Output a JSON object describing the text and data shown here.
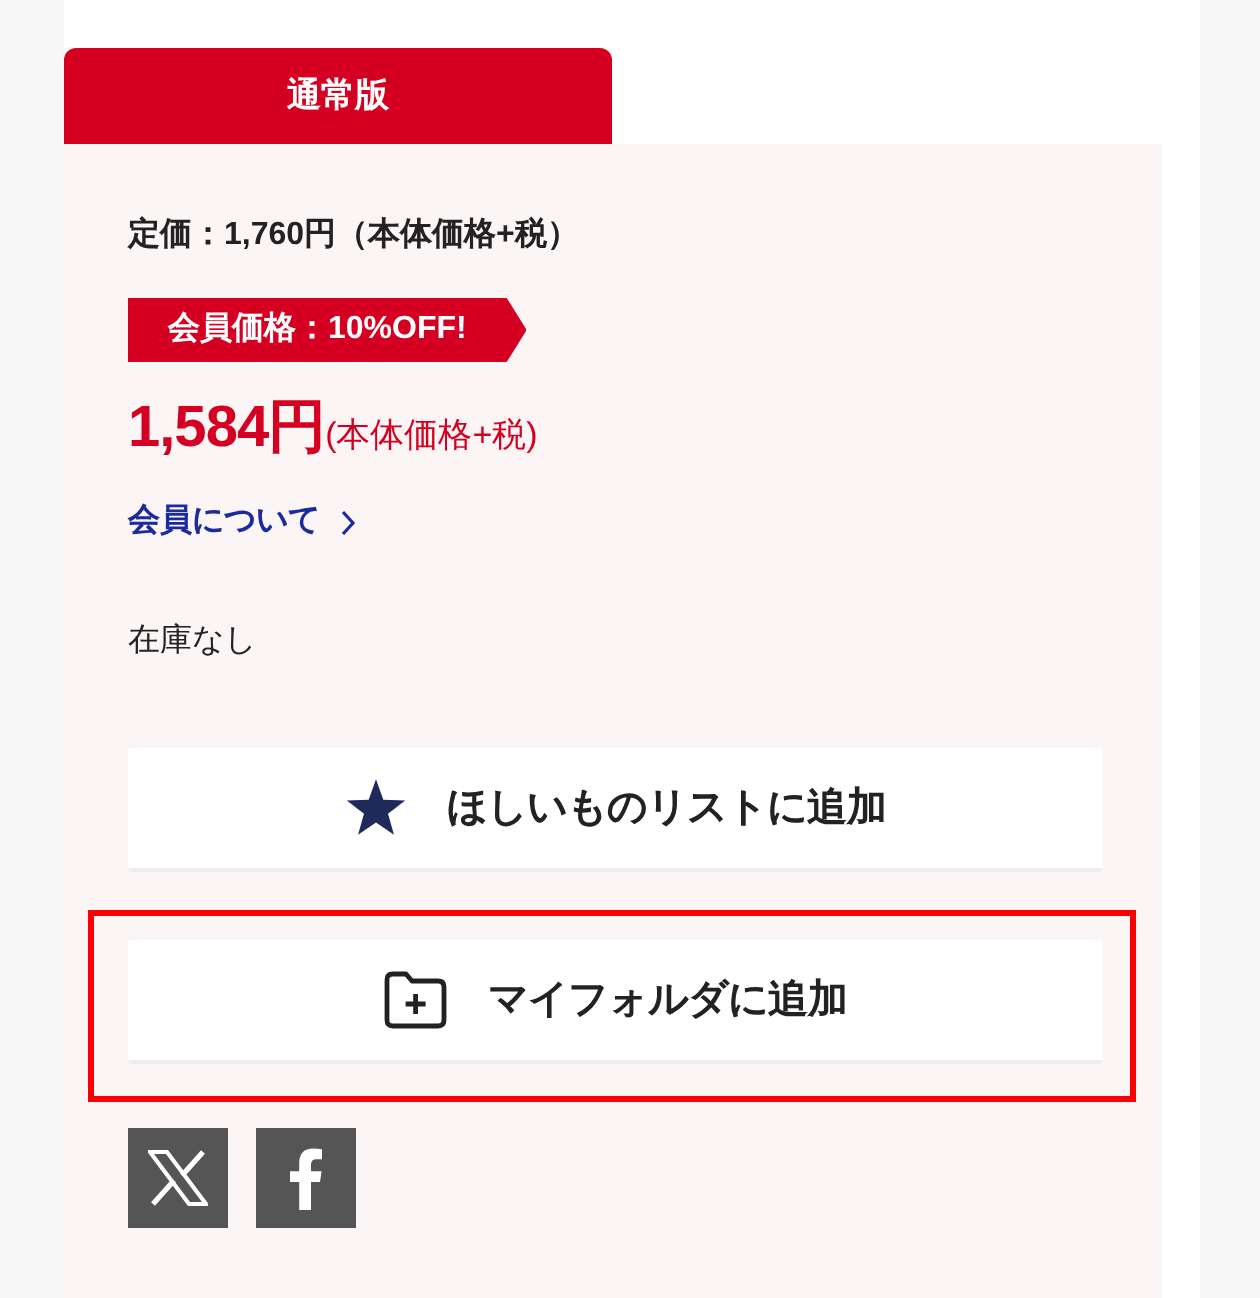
{
  "edition_tab": {
    "label": "通常版",
    "selected": true
  },
  "list_price": "定価：1,760円（本体価格+税）",
  "member_badge": "会員価格：10%OFF!",
  "member_price": {
    "amount": "1,584円",
    "note": "(本体価格+税)"
  },
  "member_link": "会員について",
  "stock": "在庫なし",
  "actions": [
    {
      "kind": "wishlist",
      "label": "ほしいものリストに追加",
      "highlighted": false
    },
    {
      "kind": "folder",
      "label": "マイフォルダに追加",
      "highlighted": true
    }
  ],
  "share": [
    {
      "kind": "x"
    },
    {
      "kind": "facebook"
    }
  ]
}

To be done
Copy out every line from the material above in which the word "kind" appears.

The solution
      "kind": "wishlist",
      "kind": "folder",
      "kind": "x"
      "kind": "facebook"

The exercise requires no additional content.